- _Written instruction_
Word for word, restate every line of the material.

[Start]

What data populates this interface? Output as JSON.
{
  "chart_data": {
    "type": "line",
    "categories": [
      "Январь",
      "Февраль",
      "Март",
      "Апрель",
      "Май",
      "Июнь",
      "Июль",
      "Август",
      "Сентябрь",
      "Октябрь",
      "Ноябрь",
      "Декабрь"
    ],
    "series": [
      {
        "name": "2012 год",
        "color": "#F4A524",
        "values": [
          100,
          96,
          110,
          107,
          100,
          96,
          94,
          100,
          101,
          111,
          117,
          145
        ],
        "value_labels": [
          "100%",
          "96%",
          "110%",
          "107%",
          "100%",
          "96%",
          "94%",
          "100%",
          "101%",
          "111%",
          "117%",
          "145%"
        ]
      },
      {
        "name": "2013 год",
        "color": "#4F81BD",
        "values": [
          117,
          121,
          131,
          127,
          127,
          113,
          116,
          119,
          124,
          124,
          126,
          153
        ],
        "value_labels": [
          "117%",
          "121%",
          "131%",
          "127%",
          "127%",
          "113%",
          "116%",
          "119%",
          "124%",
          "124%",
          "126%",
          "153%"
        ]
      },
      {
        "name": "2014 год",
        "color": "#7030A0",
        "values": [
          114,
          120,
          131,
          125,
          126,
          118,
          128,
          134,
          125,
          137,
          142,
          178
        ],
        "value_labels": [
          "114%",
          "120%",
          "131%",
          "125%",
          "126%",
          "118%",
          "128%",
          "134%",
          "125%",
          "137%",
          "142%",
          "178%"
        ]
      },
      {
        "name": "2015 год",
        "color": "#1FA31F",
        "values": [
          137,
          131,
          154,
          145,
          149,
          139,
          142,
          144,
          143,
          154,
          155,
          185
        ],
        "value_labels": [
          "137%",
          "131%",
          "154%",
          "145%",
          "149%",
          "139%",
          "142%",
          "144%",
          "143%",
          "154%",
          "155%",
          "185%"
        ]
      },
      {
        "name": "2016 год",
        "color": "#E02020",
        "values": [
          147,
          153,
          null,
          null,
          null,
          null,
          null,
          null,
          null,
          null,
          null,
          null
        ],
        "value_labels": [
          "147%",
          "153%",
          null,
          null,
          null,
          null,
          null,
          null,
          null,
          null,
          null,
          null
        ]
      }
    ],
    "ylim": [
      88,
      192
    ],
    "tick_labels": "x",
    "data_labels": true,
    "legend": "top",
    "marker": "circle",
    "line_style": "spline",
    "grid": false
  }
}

[End]

- _Exercise output_
What data populates this interface? Output as JSON.
{
  "chart_data": {
    "type": "line",
    "categories": [
      "Январь",
      "Февраль",
      "Март",
      "Апрель",
      "Май",
      "Июнь",
      "Июль",
      "Август",
      "Сентябрь",
      "Октябрь",
      "Ноябрь",
      "Декабрь"
    ],
    "series": [
      {
        "name": "2012 год",
        "color": "#F4A524",
        "values": [
          100,
          96,
          110,
          107,
          100,
          96,
          94,
          100,
          101,
          111,
          117,
          145
        ],
        "value_labels": [
          "100%",
          "96%",
          "110%",
          "107%",
          "100%",
          "96%",
          "94%",
          "100%",
          "101%",
          "111%",
          "117%",
          "145%"
        ]
      },
      {
        "name": "2013 год",
        "color": "#4F81BD",
        "values": [
          117,
          121,
          131,
          127,
          127,
          113,
          116,
          119,
          124,
          124,
          126,
          153
        ],
        "value_labels": [
          "117%",
          "121%",
          "131%",
          "127%",
          "127%",
          "113%",
          "116%",
          "119%",
          "124%",
          "124%",
          "126%",
          "153%"
        ]
      },
      {
        "name": "2014 год",
        "color": "#7030A0",
        "values": [
          114,
          120,
          131,
          125,
          126,
          118,
          128,
          134,
          125,
          137,
          142,
          178
        ],
        "value_labels": [
          "114%",
          "120%",
          "131%",
          "125%",
          "126%",
          "118%",
          "128%",
          "134%",
          "125%",
          "137%",
          "142%",
          "178%"
        ]
      },
      {
        "name": "2015 год",
        "color": "#1FA31F",
        "values": [
          137,
          131,
          154,
          145,
          149,
          139,
          142,
          144,
          143,
          154,
          155,
          185
        ],
        "value_labels": [
          "137%",
          "131%",
          "154%",
          "145%",
          "149%",
          "139%",
          "142%",
          "144%",
          "143%",
          "154%",
          "155%",
          "185%"
        ]
      },
      {
        "name": "2016 год",
        "color": "#E02020",
        "values": [
          147,
          153,
          null,
          null,
          null,
          null,
          null,
          null,
          null,
          null,
          null,
          null
        ],
        "value_labels": [
          "147%",
          "153%",
          null,
          null,
          null,
          null,
          null,
          null,
          null,
          null,
          null,
          null
        ]
      }
    ],
    "ylim": [
      88,
      192
    ],
    "tick_labels": "x",
    "data_labels": true,
    "legend": "top",
    "marker": "circle",
    "line_style": "spline",
    "grid": false
  }
}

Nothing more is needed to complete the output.